Within the entries that follow, show each line where the word "mean" occurs.

== Segment start ==

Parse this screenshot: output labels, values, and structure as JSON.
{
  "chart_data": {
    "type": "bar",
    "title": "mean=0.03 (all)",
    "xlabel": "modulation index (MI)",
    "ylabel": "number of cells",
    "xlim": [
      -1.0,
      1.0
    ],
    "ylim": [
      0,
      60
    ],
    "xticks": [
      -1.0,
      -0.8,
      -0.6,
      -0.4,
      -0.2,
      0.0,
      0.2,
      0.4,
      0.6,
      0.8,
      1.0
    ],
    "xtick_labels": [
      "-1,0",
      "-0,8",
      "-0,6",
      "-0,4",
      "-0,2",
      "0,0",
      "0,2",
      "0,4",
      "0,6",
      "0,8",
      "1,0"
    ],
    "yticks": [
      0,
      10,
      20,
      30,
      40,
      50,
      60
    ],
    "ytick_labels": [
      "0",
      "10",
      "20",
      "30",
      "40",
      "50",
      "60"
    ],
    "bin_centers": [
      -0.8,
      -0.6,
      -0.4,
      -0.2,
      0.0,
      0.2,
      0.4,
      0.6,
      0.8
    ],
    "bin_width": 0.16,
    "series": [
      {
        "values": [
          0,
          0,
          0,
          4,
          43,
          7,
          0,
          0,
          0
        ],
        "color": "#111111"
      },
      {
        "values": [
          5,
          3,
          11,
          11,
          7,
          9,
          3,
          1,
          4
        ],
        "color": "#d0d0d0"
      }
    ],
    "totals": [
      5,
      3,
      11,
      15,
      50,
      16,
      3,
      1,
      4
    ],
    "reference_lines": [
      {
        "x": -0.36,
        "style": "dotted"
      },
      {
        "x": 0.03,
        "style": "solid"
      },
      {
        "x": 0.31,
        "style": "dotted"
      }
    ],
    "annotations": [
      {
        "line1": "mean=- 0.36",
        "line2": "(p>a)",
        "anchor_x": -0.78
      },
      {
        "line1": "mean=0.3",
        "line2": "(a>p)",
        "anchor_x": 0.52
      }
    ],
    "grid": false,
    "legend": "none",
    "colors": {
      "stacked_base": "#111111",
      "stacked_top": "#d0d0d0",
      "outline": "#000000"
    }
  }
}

== Segment end ==

Problem solution
    "title": "mean=0.03 (all)",
        "line1": "mean=- 0.36",
        "line1": "mean=0.3",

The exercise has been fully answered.